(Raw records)
********************
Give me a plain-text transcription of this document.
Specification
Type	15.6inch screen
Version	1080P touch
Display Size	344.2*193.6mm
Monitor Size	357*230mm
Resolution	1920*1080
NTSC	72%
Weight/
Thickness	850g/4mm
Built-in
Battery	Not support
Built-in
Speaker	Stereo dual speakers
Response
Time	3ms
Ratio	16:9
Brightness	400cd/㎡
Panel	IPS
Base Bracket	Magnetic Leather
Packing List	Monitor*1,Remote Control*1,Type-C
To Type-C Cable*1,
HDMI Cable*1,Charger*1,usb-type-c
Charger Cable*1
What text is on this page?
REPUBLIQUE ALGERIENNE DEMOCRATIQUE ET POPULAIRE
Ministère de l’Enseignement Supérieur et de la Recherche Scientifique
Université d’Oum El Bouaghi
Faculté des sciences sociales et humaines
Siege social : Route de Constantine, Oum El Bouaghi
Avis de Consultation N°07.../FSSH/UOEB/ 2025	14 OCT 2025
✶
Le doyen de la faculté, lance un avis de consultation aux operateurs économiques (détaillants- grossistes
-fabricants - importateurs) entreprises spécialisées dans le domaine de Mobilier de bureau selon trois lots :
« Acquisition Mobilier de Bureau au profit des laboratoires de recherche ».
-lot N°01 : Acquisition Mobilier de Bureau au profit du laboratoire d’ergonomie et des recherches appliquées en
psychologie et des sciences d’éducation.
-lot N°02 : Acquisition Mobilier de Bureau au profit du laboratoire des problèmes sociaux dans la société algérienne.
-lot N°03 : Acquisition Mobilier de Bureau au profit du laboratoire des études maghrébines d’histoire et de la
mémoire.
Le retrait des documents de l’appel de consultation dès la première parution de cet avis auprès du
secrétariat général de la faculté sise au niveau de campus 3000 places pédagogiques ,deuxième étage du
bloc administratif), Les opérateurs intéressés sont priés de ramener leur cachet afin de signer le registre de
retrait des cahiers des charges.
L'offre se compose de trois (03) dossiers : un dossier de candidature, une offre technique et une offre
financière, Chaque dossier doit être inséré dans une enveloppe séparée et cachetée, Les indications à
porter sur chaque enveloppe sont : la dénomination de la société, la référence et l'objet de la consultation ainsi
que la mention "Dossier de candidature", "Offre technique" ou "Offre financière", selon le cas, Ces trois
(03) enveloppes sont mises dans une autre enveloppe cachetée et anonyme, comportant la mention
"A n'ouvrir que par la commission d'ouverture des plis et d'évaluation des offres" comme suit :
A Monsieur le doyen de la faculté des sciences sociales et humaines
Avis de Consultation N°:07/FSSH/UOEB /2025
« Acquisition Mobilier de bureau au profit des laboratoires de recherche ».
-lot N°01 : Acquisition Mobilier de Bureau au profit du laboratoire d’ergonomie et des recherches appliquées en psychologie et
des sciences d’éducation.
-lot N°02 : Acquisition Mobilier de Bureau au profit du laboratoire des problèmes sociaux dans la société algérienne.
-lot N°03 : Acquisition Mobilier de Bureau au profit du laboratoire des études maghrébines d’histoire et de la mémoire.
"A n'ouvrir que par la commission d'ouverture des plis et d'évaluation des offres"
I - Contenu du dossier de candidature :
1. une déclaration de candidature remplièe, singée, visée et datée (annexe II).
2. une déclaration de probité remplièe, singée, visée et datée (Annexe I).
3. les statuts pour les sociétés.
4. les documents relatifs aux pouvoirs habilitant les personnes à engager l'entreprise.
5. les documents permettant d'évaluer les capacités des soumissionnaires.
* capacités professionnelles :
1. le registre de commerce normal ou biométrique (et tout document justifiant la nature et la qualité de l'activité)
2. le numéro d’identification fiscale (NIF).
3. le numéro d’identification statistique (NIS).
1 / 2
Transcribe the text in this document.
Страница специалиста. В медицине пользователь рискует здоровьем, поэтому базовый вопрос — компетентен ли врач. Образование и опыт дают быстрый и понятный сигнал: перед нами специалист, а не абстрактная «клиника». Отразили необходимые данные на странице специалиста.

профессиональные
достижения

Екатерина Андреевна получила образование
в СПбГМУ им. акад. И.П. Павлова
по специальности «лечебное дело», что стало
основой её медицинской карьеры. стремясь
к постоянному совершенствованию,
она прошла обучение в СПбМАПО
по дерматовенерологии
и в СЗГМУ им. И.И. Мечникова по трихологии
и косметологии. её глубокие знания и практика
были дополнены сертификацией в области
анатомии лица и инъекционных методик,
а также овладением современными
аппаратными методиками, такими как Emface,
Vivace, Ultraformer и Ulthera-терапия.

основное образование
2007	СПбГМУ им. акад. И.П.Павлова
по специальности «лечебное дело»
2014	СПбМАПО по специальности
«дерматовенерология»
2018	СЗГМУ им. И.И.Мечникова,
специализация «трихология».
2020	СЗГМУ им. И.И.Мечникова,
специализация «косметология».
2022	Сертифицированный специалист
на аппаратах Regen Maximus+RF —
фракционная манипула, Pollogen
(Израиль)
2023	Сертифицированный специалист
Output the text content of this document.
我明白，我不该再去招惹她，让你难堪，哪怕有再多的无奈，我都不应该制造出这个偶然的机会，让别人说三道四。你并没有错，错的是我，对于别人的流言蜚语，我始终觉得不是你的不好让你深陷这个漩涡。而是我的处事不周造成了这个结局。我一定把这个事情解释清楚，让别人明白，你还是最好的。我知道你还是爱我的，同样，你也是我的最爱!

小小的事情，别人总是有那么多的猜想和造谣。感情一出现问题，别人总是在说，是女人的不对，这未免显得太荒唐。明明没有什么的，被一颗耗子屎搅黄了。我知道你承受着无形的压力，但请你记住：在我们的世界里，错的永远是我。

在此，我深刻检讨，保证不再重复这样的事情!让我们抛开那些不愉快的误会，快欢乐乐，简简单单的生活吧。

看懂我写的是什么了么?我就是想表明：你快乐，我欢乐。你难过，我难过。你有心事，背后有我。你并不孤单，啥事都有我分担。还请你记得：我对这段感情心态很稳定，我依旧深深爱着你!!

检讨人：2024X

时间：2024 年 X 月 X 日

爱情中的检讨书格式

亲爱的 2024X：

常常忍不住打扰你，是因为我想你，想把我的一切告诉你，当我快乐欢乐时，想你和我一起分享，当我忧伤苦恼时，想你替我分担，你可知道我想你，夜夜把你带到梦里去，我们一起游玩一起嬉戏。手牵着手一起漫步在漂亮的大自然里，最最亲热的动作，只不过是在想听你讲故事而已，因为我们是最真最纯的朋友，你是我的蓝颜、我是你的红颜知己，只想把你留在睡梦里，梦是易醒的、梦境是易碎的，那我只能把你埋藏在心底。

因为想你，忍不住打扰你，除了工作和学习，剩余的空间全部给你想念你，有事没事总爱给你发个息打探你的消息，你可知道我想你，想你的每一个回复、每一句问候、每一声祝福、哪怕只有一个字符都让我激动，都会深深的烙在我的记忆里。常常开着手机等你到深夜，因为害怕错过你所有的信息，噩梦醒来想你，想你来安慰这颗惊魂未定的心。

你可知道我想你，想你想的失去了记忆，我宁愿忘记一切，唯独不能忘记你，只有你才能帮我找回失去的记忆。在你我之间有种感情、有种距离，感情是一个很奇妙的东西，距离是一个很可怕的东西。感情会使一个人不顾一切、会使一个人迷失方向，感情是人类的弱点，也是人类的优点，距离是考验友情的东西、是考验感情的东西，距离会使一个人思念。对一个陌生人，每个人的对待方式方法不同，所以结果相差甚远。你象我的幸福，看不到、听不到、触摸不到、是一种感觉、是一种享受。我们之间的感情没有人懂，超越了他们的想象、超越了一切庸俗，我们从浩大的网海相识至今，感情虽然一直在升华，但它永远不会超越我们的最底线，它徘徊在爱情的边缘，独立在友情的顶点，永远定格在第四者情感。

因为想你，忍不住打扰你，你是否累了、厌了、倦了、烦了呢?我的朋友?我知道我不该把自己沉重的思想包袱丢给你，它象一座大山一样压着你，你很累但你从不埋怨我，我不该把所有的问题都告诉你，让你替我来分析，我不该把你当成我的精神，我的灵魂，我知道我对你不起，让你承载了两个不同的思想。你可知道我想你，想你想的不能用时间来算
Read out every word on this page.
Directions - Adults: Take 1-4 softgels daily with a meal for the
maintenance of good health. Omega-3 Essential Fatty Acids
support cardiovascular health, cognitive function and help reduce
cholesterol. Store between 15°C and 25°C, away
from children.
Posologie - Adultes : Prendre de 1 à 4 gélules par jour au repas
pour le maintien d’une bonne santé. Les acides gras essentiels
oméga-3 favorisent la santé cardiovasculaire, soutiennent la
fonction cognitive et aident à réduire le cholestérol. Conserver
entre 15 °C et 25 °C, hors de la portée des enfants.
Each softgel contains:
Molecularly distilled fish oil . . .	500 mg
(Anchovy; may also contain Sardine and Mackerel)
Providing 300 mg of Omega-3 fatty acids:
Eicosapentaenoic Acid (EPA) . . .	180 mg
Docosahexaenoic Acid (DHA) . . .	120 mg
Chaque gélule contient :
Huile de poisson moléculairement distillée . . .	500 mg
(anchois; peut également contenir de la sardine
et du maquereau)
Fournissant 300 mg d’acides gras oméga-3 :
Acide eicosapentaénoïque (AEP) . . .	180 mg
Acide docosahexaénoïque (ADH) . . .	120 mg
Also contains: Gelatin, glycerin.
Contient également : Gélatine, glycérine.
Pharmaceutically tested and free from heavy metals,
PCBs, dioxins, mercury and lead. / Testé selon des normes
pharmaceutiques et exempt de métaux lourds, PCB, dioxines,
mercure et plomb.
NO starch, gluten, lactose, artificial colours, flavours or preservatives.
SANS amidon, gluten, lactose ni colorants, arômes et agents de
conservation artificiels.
********************
From the listing above, collect each line in which the string "doyen" appears.

Le doyen de la faculté, lance un avis de consultation aux operateurs économiques (détaillants- grossistes
A Monsieur le doyen de la faculté des sciences sociales et humaines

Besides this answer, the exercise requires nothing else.